Search the records for "的一个极值点" and copy each line that holds it.
=====
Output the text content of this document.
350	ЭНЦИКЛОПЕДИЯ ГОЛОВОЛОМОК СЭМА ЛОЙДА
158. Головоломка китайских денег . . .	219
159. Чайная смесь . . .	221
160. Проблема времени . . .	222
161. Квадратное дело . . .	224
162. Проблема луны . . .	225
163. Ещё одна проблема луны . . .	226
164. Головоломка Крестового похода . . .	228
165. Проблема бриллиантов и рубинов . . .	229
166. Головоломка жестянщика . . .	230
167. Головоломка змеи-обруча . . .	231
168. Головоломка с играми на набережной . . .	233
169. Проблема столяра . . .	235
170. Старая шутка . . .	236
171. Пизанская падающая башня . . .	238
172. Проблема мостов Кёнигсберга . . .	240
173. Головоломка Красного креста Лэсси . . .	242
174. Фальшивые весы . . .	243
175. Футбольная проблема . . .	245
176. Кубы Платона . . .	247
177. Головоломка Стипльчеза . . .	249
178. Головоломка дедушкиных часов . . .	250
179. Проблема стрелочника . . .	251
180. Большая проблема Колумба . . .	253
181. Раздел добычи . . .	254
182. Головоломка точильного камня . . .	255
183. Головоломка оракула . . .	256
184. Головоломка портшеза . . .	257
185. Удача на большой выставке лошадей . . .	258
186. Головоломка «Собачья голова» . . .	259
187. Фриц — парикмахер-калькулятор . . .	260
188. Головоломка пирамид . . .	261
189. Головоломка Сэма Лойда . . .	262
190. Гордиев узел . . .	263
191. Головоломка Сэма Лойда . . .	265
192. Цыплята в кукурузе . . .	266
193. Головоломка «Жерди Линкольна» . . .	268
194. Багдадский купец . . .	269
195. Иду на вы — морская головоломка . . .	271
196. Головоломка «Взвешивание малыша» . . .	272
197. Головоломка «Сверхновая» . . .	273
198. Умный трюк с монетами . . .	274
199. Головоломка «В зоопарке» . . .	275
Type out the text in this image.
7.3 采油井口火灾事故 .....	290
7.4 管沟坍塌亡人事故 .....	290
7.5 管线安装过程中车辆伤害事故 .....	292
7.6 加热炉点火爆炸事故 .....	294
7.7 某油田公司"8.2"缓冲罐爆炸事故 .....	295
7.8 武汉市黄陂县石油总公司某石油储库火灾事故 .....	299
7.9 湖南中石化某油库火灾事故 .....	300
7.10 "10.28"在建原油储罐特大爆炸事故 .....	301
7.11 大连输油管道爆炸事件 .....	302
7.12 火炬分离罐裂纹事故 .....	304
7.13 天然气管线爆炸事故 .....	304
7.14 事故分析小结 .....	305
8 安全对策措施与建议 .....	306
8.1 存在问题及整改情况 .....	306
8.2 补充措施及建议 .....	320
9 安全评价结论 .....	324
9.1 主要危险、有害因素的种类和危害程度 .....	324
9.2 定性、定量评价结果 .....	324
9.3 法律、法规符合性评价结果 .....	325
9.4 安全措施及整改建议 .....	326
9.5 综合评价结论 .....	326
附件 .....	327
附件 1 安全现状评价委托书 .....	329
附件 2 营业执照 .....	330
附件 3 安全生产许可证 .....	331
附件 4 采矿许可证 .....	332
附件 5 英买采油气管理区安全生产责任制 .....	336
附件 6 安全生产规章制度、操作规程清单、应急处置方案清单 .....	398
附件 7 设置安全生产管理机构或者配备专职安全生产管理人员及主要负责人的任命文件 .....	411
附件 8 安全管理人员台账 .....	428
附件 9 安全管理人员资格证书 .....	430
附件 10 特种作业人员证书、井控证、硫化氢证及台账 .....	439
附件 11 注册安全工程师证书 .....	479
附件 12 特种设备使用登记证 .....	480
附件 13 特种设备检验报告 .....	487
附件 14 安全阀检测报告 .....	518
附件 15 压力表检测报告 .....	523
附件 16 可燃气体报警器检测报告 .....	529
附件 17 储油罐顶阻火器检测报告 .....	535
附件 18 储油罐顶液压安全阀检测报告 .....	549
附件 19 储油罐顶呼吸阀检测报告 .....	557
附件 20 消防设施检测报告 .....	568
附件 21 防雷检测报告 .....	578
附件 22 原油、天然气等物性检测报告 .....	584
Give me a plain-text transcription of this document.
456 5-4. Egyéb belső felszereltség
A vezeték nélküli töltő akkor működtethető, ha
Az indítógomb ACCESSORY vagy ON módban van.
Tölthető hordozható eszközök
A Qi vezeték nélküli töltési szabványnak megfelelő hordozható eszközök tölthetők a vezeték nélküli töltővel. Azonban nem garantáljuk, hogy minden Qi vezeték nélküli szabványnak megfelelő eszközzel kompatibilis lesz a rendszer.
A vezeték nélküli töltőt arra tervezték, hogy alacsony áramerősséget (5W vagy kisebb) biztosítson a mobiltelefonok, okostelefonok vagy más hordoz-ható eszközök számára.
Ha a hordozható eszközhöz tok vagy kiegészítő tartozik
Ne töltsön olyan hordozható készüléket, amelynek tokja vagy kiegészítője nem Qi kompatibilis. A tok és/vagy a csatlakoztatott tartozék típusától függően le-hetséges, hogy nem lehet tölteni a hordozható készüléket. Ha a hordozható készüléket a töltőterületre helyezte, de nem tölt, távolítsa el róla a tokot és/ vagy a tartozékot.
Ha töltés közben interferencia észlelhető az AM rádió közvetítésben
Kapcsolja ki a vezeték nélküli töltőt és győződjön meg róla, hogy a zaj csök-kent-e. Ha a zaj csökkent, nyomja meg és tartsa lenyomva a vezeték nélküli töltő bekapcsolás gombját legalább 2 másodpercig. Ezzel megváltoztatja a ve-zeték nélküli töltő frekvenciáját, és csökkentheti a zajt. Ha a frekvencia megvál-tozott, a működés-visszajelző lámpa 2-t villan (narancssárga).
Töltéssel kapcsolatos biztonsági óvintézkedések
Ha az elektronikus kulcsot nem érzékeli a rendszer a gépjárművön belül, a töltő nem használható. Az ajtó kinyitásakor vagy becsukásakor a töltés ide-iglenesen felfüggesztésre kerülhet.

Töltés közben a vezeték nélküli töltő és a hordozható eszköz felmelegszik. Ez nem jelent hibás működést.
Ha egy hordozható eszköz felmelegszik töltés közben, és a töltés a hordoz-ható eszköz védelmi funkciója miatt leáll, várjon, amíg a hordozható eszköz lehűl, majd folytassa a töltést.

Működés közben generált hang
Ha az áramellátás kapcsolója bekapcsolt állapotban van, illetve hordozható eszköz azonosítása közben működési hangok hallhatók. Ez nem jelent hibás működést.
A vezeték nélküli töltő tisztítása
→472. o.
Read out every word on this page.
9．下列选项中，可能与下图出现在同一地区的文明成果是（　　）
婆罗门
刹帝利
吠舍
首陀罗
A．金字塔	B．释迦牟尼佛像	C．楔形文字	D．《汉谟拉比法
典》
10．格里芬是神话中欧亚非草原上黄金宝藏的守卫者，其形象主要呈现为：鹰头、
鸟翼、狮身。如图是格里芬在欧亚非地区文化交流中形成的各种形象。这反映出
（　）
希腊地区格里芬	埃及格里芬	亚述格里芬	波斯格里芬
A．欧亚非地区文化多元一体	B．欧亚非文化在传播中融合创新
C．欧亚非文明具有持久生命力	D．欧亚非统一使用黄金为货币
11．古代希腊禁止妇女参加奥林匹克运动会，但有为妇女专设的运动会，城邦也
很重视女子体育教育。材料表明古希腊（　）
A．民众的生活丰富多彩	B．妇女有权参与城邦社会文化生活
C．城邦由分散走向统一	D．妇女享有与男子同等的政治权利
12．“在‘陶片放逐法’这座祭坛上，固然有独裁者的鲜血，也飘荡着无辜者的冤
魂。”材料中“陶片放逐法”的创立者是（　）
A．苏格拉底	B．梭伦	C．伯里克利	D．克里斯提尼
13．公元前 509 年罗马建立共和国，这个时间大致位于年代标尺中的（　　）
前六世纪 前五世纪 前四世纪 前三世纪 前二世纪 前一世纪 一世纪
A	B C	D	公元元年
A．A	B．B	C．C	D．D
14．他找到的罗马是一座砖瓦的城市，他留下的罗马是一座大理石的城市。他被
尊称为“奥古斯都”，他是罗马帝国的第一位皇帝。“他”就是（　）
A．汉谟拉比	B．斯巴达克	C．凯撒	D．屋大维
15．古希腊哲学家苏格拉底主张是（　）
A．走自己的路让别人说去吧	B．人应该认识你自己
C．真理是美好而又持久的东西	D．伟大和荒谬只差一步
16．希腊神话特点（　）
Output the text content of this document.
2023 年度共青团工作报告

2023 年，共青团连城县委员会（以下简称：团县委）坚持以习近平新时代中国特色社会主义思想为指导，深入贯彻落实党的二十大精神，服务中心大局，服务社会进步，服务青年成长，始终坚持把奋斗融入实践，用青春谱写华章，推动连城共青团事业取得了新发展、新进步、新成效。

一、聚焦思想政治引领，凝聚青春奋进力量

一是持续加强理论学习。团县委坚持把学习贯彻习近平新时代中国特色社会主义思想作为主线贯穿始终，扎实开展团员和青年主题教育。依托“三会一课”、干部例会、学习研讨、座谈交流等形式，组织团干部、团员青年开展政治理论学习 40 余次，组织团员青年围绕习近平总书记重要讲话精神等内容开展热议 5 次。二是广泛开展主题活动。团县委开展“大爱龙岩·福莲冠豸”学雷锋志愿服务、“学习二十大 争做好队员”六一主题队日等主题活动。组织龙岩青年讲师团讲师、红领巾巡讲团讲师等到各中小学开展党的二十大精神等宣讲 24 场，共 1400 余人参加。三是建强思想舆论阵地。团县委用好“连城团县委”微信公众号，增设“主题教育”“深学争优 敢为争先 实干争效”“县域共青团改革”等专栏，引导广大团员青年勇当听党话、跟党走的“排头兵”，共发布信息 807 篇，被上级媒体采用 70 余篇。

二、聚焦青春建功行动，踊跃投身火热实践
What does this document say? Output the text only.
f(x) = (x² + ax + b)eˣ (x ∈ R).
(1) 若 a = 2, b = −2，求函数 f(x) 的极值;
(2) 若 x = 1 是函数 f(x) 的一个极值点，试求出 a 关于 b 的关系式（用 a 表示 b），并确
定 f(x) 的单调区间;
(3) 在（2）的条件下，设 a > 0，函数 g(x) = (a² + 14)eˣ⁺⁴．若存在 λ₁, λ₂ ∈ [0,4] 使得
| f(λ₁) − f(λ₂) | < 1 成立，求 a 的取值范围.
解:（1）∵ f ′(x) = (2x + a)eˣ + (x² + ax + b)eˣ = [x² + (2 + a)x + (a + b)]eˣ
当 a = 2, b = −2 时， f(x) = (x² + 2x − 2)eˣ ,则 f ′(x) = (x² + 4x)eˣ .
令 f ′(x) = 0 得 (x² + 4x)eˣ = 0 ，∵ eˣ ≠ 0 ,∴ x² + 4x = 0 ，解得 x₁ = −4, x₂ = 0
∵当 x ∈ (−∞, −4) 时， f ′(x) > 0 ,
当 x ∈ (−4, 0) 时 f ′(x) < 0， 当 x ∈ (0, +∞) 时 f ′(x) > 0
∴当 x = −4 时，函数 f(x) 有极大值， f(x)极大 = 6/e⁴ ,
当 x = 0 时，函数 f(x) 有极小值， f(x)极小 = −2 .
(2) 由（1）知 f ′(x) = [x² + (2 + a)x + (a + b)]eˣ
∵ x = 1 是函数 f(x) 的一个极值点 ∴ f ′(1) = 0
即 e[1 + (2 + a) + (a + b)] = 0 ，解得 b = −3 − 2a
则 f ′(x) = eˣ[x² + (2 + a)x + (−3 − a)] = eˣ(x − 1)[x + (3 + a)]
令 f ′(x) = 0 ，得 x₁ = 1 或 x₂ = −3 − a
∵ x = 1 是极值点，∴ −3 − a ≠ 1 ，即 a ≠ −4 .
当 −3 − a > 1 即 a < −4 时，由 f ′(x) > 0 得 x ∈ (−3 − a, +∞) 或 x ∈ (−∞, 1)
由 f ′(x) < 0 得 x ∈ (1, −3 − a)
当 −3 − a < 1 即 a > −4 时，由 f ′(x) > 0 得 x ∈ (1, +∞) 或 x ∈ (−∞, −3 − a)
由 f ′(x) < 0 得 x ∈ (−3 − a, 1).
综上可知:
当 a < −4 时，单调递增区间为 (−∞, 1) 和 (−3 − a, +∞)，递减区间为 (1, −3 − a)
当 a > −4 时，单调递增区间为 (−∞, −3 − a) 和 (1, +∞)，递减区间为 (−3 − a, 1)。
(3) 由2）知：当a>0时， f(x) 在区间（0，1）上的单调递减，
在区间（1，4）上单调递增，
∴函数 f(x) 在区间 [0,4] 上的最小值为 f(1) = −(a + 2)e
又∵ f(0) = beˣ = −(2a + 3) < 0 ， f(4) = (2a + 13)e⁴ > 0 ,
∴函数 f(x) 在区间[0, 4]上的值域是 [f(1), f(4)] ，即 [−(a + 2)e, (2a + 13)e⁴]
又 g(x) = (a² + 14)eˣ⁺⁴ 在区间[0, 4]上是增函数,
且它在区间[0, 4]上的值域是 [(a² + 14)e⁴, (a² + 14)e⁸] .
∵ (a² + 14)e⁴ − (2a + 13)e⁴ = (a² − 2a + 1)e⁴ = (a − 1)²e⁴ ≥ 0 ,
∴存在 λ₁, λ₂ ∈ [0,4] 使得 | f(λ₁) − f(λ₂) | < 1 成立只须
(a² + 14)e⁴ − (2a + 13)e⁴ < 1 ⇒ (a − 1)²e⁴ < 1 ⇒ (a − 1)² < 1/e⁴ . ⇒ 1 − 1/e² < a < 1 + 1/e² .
=====
▶ _The reply_
(2) 若 x = 1 是函数 f(x) 的一个极值点，试求出 a 关于 b 的关系式（用 a 表示 b），并确
∵ x = 1 是函数 f(x) 的一个极值点 ∴ f ′(1) = 0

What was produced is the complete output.